__Aim__.
Locate every line in the material below that has the word "source". Copy each of those lines.

— Start —

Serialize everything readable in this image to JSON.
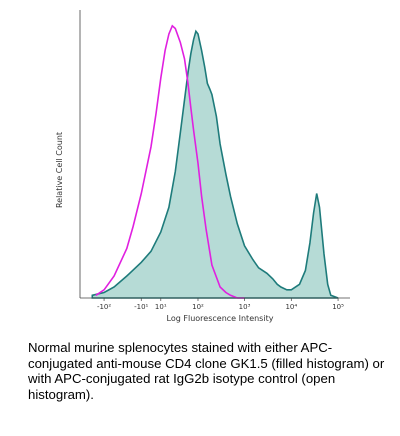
{
  "chart_data": {
    "type": "area",
    "xlabel": "Log Fluorescence Intensity",
    "ylabel": "Relative Cell Count",
    "x_tick_labels": [
      "-10²",
      "-10¹",
      "10¹",
      "10²",
      "10³",
      "10⁴",
      "10⁵"
    ],
    "x_ticks": [
      -100,
      -10,
      10,
      100,
      1000,
      10000,
      100000
    ],
    "x_scale": "biexponential",
    "series": [
      {
        "style": "filled",
        "color": "#1e7b7b",
        "fill": "#a9d5cf",
        "x": [
          -180,
          -100,
          -60,
          -30,
          -10,
          0,
          10,
          20,
          30,
          40,
          50,
          60,
          70,
          80,
          90,
          100,
          120,
          140,
          160,
          180,
          200,
          250,
          300,
          400,
          500,
          700,
          1000,
          1500,
          2000,
          3000,
          4000,
          5000,
          6000,
          8000,
          10000,
          15000,
          20000,
          25000,
          30000,
          35000,
          40000,
          50000,
          60000,
          70000,
          100000
        ],
        "y": [
          0.01,
          0.02,
          0.04,
          0.08,
          0.13,
          0.17,
          0.24,
          0.33,
          0.46,
          0.6,
          0.72,
          0.82,
          0.89,
          0.94,
          0.97,
          0.96,
          0.9,
          0.84,
          0.78,
          0.76,
          0.74,
          0.66,
          0.56,
          0.45,
          0.37,
          0.27,
          0.19,
          0.14,
          0.11,
          0.09,
          0.07,
          0.05,
          0.04,
          0.03,
          0.03,
          0.05,
          0.1,
          0.2,
          0.31,
          0.38,
          0.33,
          0.16,
          0.05,
          0.01,
          0
        ]
      },
      {
        "style": "open",
        "color": "#e020e0",
        "x": [
          -150,
          -100,
          -60,
          -30,
          -20,
          -10,
          0,
          5,
          10,
          15,
          20,
          25,
          30,
          40,
          50,
          60,
          70,
          80,
          100,
          120,
          150,
          200,
          300,
          400,
          500,
          700,
          1000
        ],
        "y": [
          0.01,
          0.03,
          0.08,
          0.18,
          0.26,
          0.38,
          0.55,
          0.67,
          0.8,
          0.9,
          0.96,
          0.99,
          0.98,
          0.93,
          0.87,
          0.78,
          0.69,
          0.61,
          0.49,
          0.37,
          0.25,
          0.12,
          0.04,
          0.02,
          0.01,
          0,
          0
        ]
      }
    ]
  },
  "caption": "Normal murine splenocytes stained with either APC-conjugated anti-mouse CD4 clone GK1.5 (filled histogram) or with APC-conjugated rat IgG2b isotype control (open histogram)."
}
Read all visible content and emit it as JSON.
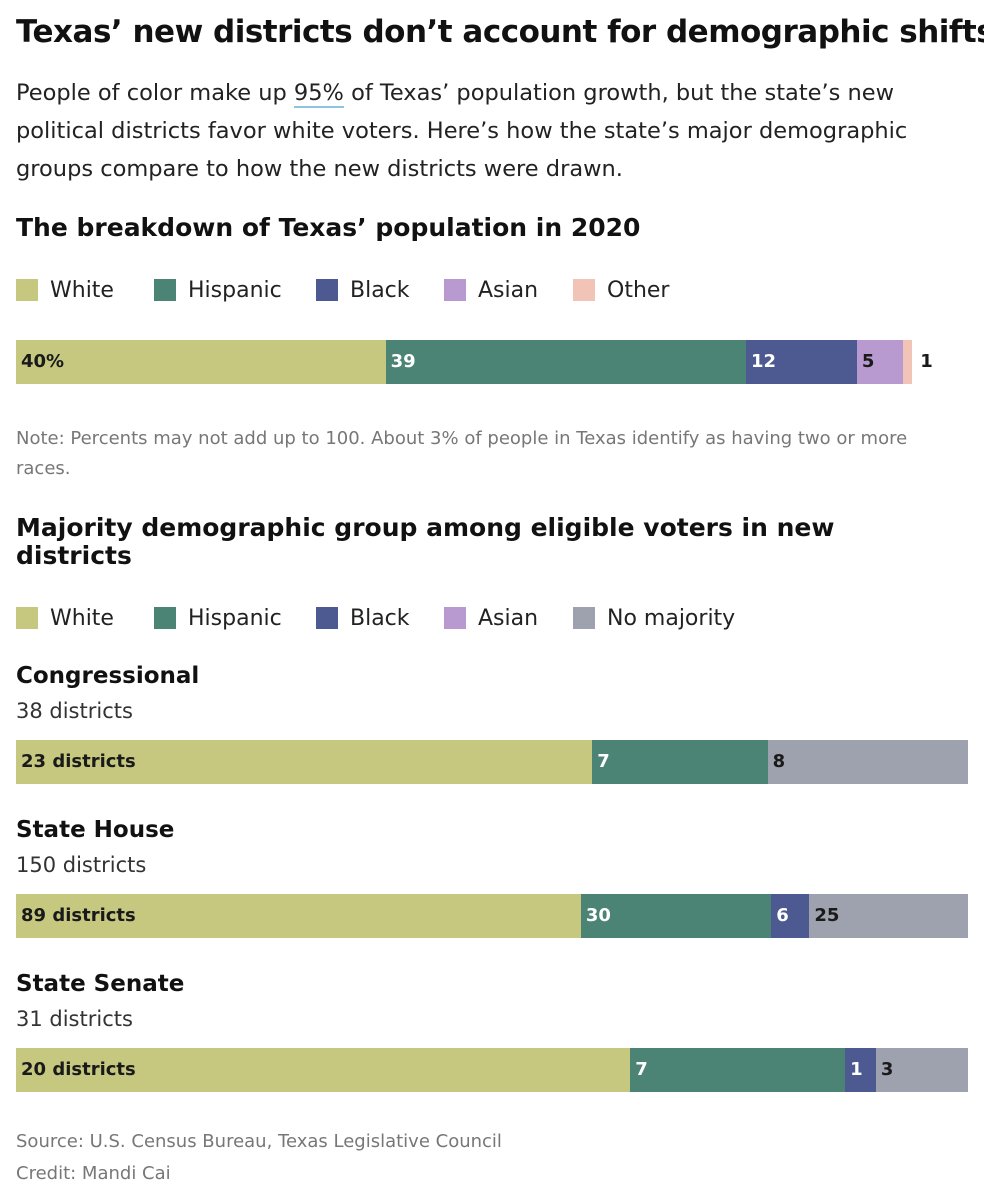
{
  "headline": "Texas’ new districts don’t account for demographic shifts",
  "dek": {
    "before": "People of color make up ",
    "highlight": "95%",
    "after": " of Texas’ population growth, but the state’s new political districts favor white voters. Here’s how the state’s major demographic groups compare to how the new districts were drawn."
  },
  "colors": {
    "White": "#c6c87f",
    "Hispanic": "#4b8375",
    "Black": "#4c5a91",
    "Asian": "#b89ad1",
    "Other": "#f1c4b7",
    "No majority": "#9ea2ae"
  },
  "population": {
    "title": "The breakdown of Texas’ population in 2020",
    "legend": [
      "White",
      "Hispanic",
      "Black",
      "Asian",
      "Other"
    ],
    "note": "Note: Percents may not add up to 100. About 3% of people in Texas identify as having two or more races."
  },
  "districts": {
    "title": "Majority demographic group among eligible voters in new districts",
    "legend": [
      "White",
      "Hispanic",
      "Black",
      "Asian",
      "No majority"
    ],
    "sections": [
      {
        "title": "Congressional",
        "subtitle": "38 districts"
      },
      {
        "title": "State House",
        "subtitle": "150 districts"
      },
      {
        "title": "State Senate",
        "subtitle": "31 districts"
      }
    ]
  },
  "footer": {
    "source": "Source: U.S. Census Bureau, Texas Legislative Council",
    "credit": "Credit: Mandi Cai"
  },
  "chart_data": [
    {
      "type": "bar",
      "orientation": "horizontal-stacked",
      "title": "The breakdown of Texas’ population in 2020",
      "categories": [
        "White",
        "Hispanic",
        "Black",
        "Asian",
        "Other"
      ],
      "values": [
        40,
        39,
        12,
        5,
        1
      ],
      "labels": [
        "40%",
        "39",
        "12",
        "5",
        "1"
      ],
      "unit": "%"
    },
    {
      "type": "bar",
      "orientation": "horizontal-stacked",
      "title": "Majority demographic group among eligible voters in new districts",
      "categories": [
        "White",
        "Hispanic",
        "Black",
        "Asian",
        "No majority"
      ],
      "series": [
        {
          "name": "Congressional",
          "total": 38,
          "values": [
            23,
            7,
            0,
            0,
            8
          ],
          "labels": [
            "23 districts",
            "7",
            "",
            "",
            "8"
          ]
        },
        {
          "name": "State House",
          "total": 150,
          "values": [
            89,
            30,
            6,
            0,
            25
          ],
          "labels": [
            "89 districts",
            "30",
            "6",
            "",
            "25"
          ]
        },
        {
          "name": "State Senate",
          "total": 31,
          "values": [
            20,
            7,
            1,
            0,
            3
          ],
          "labels": [
            "20 districts",
            "7",
            "1",
            "",
            "3"
          ]
        }
      ]
    }
  ]
}
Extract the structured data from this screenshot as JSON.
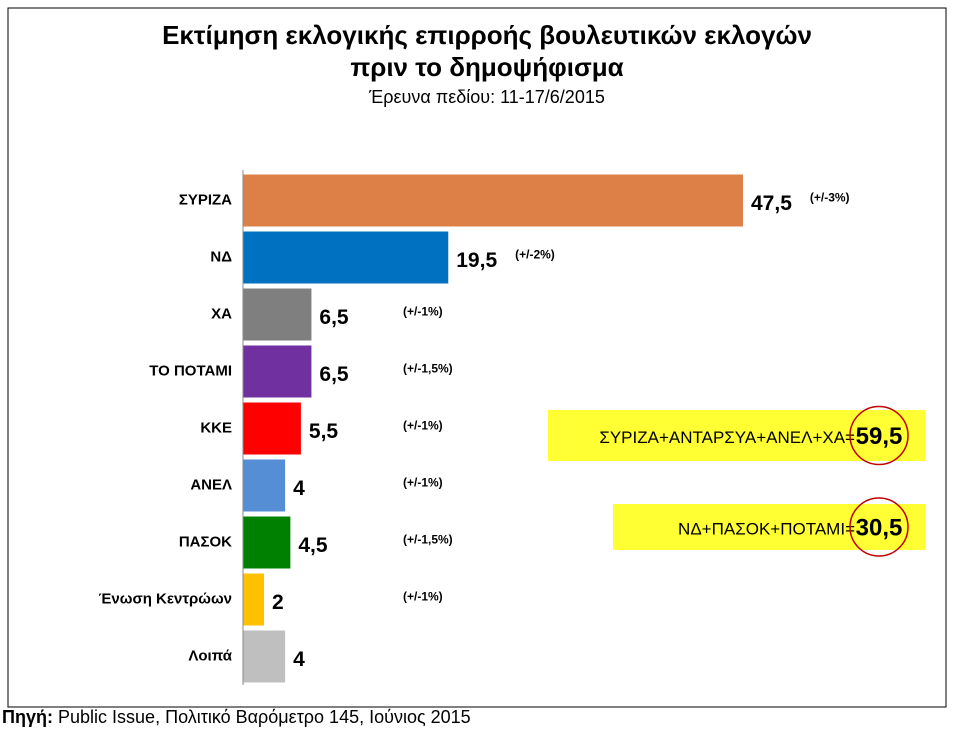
{
  "chart_data": {
    "type": "barh",
    "title": [
      "Εκτίμηση εκλογικής επιρροής βουλευτικών εκλογών",
      "πριν το δημοψήφισμα"
    ],
    "subtitle": "Έρευνα πεδίου: 11-17/6/2015",
    "categories": [
      "ΣΥΡΙΖΑ",
      "ΝΔ",
      "ΧΑ",
      "ΤΟ ΠΟΤΑΜΙ",
      "ΚΚΕ",
      "ΑΝΕΛ",
      "ΠΑΣΟΚ",
      "Ένωση Κεντρώων",
      "Λοιπά"
    ],
    "values": [
      47.5,
      19.5,
      6.5,
      6.5,
      5.5,
      4,
      4.5,
      2,
      4
    ],
    "value_labels": [
      "47,5",
      "19,5",
      "6,5",
      "6,5",
      "5,5",
      "4",
      "4,5",
      "2",
      "4"
    ],
    "colors": [
      "#dd8047",
      "#0070c0",
      "#7f7f7f",
      "#7030a0",
      "#ff0000",
      "#558ed5",
      "#008000",
      "#ffc000",
      "#bfbfbf"
    ],
    "error_labels": [
      "(+/-3%)",
      "(+/-2%)",
      "(+/-1%)",
      "(+/-1,5%)",
      "(+/-1%)",
      "(+/-1%)",
      "(+/-1,5%)",
      "(+/-1%)",
      null
    ],
    "annotations": [
      {
        "text": "ΣΥΡΙΖΑ+ΑΝΤΑΡΣΥΑ+ΑΝΕΛ+ΧΑ=",
        "total": "59,5"
      },
      {
        "text": "ΝΔ+ΠΑΣΟΚ+ΠΟΤΑΜΙ=",
        "total": "30,5"
      }
    ],
    "source": {
      "label": "Πηγή:",
      "text": "Public Issue, Πολιτικό Βαρόμετρο 145, Ιούνιος 2015"
    }
  }
}
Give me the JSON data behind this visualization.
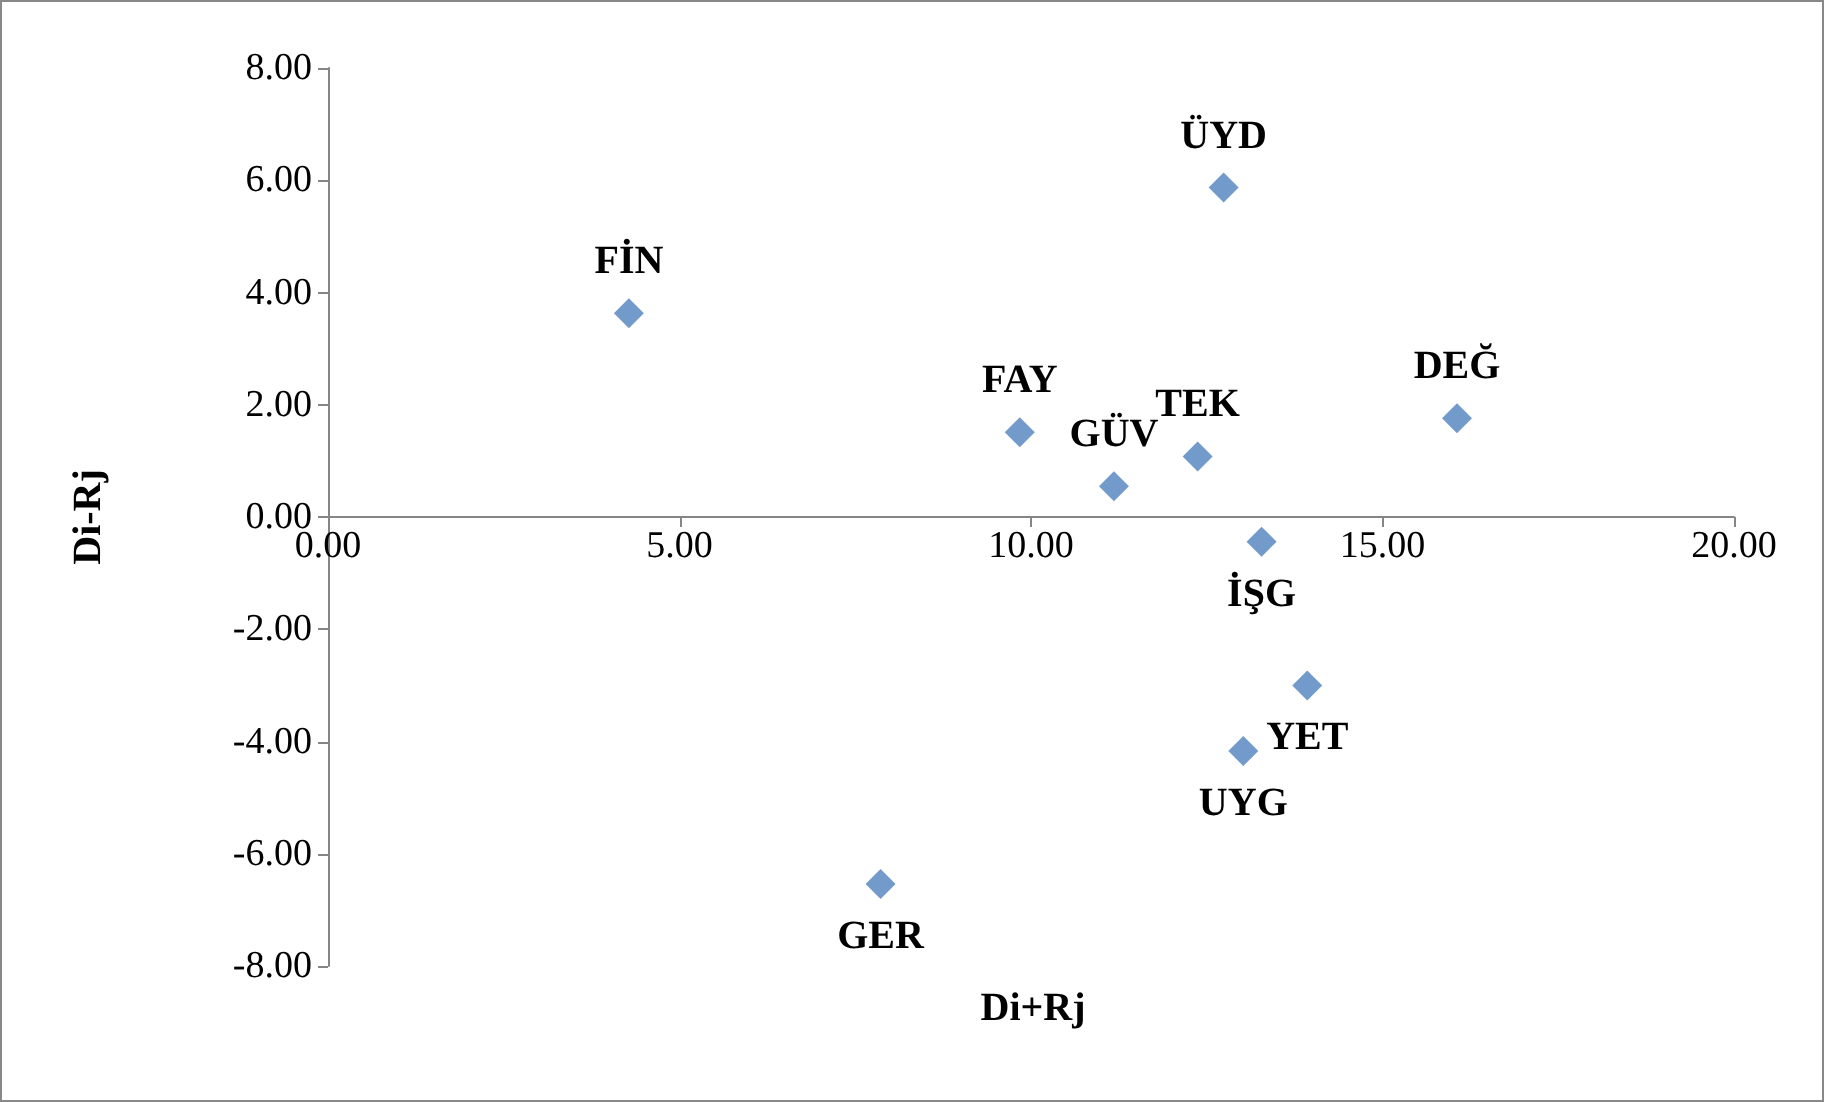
{
  "chart_data": {
    "type": "scatter",
    "xlabel": "Di+Rj",
    "ylabel": "Di-Rj",
    "x": [
      4.28,
      12.74,
      16.06,
      9.84,
      11.18,
      12.37,
      13.28,
      13.93,
      13.02,
      7.86
    ],
    "series": [
      {
        "color": "#4f81bd",
        "values": [
          3.63,
          5.87,
          1.76,
          1.51,
          0.55,
          1.08,
          -0.44,
          -3.0,
          -4.17,
          -6.54
        ]
      }
    ],
    "annotations": [
      {
        "text": "FİN",
        "x": 4.28,
        "y": 3.63
      },
      {
        "text": "ÜYD",
        "x": 12.74,
        "y": 5.87
      },
      {
        "text": "DEĞ",
        "x": 16.06,
        "y": 1.76
      },
      {
        "text": "FAY",
        "x": 9.84,
        "y": 1.51
      },
      {
        "text": "GÜV",
        "x": 11.18,
        "y": 0.55
      },
      {
        "text": "TEK",
        "x": 12.37,
        "y": 1.08
      },
      {
        "text": "İŞG",
        "x": 13.28,
        "y": -0.44
      },
      {
        "text": "YET",
        "x": 13.93,
        "y": -3.0
      },
      {
        "text": "UYG",
        "x": 13.02,
        "y": -4.17
      },
      {
        "text": "GER",
        "x": 7.86,
        "y": -6.54
      }
    ],
    "xlim": [
      0,
      20
    ],
    "xticks": [
      {
        "value": 0,
        "label": "0.00"
      },
      {
        "value": 5,
        "label": "5.00"
      },
      {
        "value": 10,
        "label": "10.00"
      },
      {
        "value": 15,
        "label": "15.00"
      },
      {
        "value": 20,
        "label": "20.00"
      }
    ],
    "ylim": [
      -8,
      8
    ],
    "yticks": [
      {
        "value": -8,
        "label": "-8.00"
      },
      {
        "value": -6,
        "label": "-6.00"
      },
      {
        "value": -4,
        "label": "-4.00"
      },
      {
        "value": -2,
        "label": "-2.00"
      },
      {
        "value": 0,
        "label": "0.00"
      },
      {
        "value": 2,
        "label": "2.00"
      },
      {
        "value": 4,
        "label": "4.00"
      },
      {
        "value": 6,
        "label": "6.00"
      },
      {
        "value": 8,
        "label": "8.00"
      }
    ],
    "grid": false,
    "marker": "diamond"
  }
}
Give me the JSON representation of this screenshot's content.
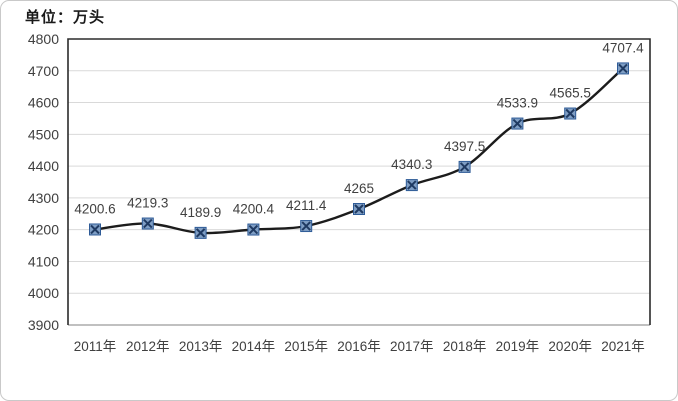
{
  "chart_data": {
    "type": "line",
    "unit_label": "单位：万头",
    "categories": [
      "2011年",
      "2012年",
      "2013年",
      "2014年",
      "2015年",
      "2016年",
      "2017年",
      "2018年",
      "2019年",
      "2020年",
      "2021年"
    ],
    "values": [
      4200.6,
      4219.3,
      4189.9,
      4200.4,
      4211.4,
      4265,
      4340.3,
      4397.5,
      4533.9,
      4565.5,
      4707.4
    ],
    "point_labels": [
      "4200.6",
      "4219.3",
      "4189.9",
      "4200.4",
      "4211.4",
      "4265",
      "4340.3",
      "4397.5",
      "4533.9",
      "4565.5",
      "4707.4"
    ],
    "ylim": [
      3900,
      4800
    ],
    "ytick_step": 100,
    "ytick_labels": [
      "3900",
      "4000",
      "4100",
      "4200",
      "4300",
      "4400",
      "4500",
      "4600",
      "4700",
      "4800"
    ],
    "grid_on": true,
    "legend": "none",
    "colors": {
      "line": "#1c1c1c",
      "marker_fill": "#7f9ec4",
      "marker_border": "#2e5b97",
      "marker_cross": "#1f3a62",
      "axis_text": "#404040",
      "data_label_text": "#404040",
      "gridline": "#d9d9d9",
      "plot_border": "#2b2b2b",
      "axis_line": "#9b9b9b"
    }
  }
}
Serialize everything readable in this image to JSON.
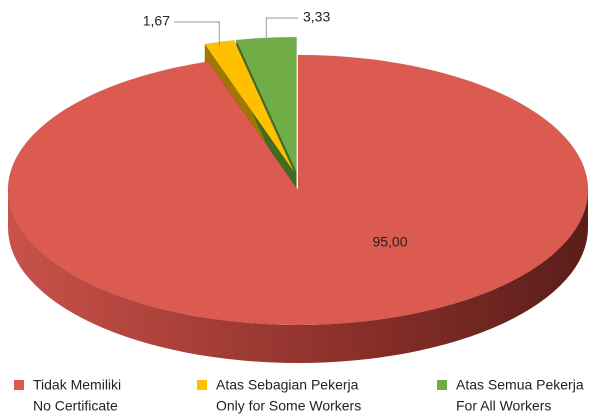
{
  "chart_data": {
    "type": "pie3d",
    "categories": [
      [
        "Tidak Memiliki",
        "No Certificate"
      ],
      [
        "Atas Sebagian Pekerja",
        "Only for Some Workers"
      ],
      [
        "Atas Semua Pekerja",
        "For All Workers"
      ]
    ],
    "values": [
      95.0,
      1.67,
      3.33
    ],
    "value_labels": [
      "95,00",
      "1,67",
      "3,33"
    ],
    "colors": [
      "#dc5b50",
      "#ffc000",
      "#71ad47"
    ],
    "legend": "bottom"
  }
}
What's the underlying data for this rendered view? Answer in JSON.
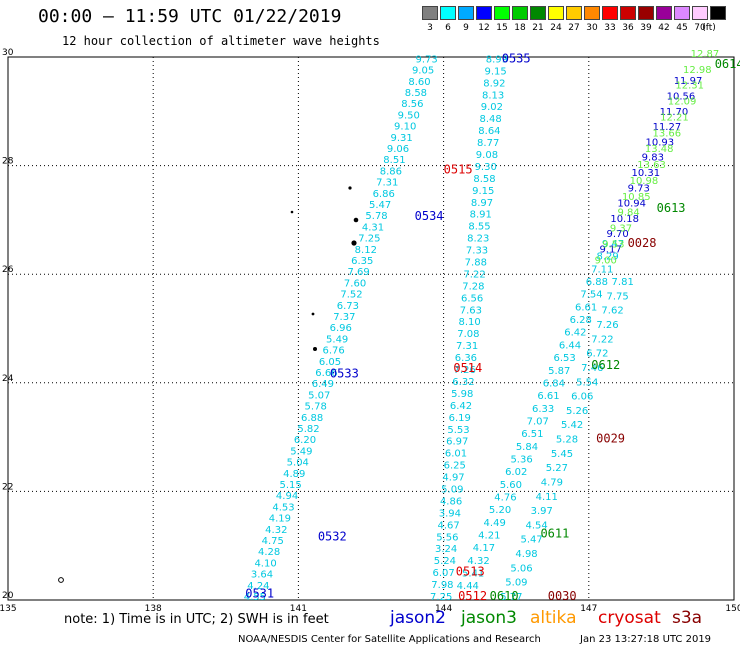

— End —

__Worked solution__.
    "source": "Source: U.S. Census Bureau, Texas Legislative Council",
    "source": {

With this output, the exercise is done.